Work to do —
Identify and reproduce every line holding the string "text".

Dataset records —
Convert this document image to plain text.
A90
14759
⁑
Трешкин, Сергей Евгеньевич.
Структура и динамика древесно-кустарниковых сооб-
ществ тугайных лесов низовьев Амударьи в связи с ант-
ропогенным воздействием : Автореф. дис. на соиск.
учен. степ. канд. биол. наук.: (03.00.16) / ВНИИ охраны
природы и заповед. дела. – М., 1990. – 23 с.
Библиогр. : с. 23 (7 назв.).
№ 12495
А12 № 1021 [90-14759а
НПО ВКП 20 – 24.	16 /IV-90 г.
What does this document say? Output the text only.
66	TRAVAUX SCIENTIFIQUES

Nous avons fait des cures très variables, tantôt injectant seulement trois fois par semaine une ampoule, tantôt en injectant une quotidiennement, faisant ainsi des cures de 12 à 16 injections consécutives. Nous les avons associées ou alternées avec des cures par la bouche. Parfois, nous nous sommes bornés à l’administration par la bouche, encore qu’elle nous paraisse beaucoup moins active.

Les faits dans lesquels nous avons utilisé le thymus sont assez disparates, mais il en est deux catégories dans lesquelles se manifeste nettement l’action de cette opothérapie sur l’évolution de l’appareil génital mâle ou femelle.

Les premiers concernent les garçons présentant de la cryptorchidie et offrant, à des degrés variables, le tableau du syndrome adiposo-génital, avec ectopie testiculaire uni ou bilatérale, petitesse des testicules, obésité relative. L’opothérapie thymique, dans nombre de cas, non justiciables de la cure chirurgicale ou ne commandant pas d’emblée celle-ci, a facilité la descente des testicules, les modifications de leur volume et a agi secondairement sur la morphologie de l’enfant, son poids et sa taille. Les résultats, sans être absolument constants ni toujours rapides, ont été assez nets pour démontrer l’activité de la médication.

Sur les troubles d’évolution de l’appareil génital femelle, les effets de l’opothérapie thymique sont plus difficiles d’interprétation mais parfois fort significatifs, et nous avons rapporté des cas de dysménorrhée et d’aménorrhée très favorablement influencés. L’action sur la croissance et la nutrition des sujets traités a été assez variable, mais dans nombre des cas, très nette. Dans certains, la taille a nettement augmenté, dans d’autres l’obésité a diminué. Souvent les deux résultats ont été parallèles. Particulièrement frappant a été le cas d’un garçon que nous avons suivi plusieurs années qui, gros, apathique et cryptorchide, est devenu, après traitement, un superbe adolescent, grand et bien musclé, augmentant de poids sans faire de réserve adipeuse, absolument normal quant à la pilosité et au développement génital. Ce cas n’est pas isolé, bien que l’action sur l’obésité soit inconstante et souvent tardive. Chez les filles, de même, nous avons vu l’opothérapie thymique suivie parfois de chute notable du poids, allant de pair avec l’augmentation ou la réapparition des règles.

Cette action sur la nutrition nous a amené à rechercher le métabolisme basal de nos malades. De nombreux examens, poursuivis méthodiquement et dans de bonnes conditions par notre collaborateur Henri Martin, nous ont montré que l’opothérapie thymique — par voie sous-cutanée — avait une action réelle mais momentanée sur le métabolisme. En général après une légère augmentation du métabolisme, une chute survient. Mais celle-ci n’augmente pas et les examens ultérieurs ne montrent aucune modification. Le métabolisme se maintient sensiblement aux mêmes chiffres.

Exercise response —
Convert this document image to plain text.
What does this document say? Output the text only.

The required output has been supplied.